Begin MATERIAL SUPPLIED

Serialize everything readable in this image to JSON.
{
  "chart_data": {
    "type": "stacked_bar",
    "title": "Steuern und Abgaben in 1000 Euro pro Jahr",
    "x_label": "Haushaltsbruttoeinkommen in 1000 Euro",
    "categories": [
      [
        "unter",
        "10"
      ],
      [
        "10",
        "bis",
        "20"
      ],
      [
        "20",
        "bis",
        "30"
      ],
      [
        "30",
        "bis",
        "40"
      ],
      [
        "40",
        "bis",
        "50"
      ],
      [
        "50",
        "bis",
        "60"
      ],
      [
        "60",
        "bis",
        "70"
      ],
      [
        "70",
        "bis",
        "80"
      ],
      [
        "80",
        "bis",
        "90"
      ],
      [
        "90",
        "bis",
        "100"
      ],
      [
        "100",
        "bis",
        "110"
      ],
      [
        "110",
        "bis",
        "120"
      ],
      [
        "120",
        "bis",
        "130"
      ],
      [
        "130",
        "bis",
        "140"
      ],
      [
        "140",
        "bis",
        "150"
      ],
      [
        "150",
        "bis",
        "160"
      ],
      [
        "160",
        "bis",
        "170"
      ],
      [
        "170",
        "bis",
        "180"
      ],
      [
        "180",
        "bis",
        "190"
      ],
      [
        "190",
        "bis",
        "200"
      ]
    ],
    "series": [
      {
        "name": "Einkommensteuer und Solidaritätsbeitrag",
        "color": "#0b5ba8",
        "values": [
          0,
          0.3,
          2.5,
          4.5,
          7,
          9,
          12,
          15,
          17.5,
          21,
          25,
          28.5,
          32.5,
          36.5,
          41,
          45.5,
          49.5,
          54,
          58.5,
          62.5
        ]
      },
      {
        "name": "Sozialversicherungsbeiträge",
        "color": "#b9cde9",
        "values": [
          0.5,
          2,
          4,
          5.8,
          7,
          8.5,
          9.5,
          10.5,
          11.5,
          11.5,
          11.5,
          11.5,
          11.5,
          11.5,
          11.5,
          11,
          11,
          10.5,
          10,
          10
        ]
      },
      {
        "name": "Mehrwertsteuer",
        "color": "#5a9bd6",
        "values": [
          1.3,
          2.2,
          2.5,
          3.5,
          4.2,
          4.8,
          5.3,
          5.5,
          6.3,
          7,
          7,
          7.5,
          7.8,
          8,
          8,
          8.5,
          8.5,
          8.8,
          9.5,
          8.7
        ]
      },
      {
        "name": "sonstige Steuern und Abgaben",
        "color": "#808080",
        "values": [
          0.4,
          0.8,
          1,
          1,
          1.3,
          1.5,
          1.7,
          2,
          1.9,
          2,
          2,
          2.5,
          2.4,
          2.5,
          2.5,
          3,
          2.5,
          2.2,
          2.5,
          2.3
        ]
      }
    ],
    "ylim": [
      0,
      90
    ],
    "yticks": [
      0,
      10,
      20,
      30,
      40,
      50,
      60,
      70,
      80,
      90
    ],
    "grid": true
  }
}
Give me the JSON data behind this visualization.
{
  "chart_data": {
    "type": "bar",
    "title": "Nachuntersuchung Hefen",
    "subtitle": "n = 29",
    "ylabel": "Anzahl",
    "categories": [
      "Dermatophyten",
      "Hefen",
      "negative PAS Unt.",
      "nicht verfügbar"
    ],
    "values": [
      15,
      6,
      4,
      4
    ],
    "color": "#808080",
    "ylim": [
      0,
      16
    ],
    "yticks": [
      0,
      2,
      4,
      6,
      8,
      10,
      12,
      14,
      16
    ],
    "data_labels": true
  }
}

End MATERIAL SUPPLIED

• [TASK GOAL]
Isolate each line of the listing above that includes "color". Copy it.

• [FINISHED EXERCISE]
        "color": "#0b5ba8",
        "color": "#b9cde9",
        "color": "#5a9bd6",
        "color": "#808080",
    "color": "#808080",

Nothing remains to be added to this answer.